◆ WORK TO BE COMPLETED ◆
Sift the material for lines containing "Nuestra", and return them.

Data extracted from a collection
----------------------------------------
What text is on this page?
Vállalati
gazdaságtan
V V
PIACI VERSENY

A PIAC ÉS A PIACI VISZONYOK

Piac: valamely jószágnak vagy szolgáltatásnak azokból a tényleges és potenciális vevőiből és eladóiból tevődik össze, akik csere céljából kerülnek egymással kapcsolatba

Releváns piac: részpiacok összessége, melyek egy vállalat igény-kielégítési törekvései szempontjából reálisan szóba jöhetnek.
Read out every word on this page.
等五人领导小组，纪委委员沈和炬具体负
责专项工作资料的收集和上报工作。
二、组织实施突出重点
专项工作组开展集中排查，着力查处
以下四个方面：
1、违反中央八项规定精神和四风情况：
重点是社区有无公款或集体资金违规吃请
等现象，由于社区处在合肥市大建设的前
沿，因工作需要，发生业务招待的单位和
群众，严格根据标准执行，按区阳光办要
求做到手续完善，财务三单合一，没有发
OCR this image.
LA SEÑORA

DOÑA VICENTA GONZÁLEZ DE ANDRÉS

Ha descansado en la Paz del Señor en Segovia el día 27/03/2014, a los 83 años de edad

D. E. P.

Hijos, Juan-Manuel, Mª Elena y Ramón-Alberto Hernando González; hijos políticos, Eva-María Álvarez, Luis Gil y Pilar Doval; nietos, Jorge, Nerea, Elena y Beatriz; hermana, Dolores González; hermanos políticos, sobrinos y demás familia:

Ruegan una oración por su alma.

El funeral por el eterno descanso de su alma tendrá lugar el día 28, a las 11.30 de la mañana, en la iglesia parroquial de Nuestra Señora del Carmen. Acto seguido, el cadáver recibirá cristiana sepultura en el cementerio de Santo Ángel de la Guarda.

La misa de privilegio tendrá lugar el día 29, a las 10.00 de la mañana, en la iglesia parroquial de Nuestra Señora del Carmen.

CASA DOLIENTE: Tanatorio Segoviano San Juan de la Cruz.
----------------------------------------
◆ PROBLEM SOLUTION ◆
El funeral por el eterno descanso de su alma tendrá lugar el día 28, a las 11.30 de la mañana, en la iglesia parroquial de Nuestra Señora del Carmen. Acto seguido, el cadáver recibirá cristiana sepultura en el cementerio de Santo Ángel de la Guarda.
La misa de privilegio tendrá lugar el día 29, a las 10.00 de la mañana, en la iglesia parroquial de Nuestra Señora del Carmen.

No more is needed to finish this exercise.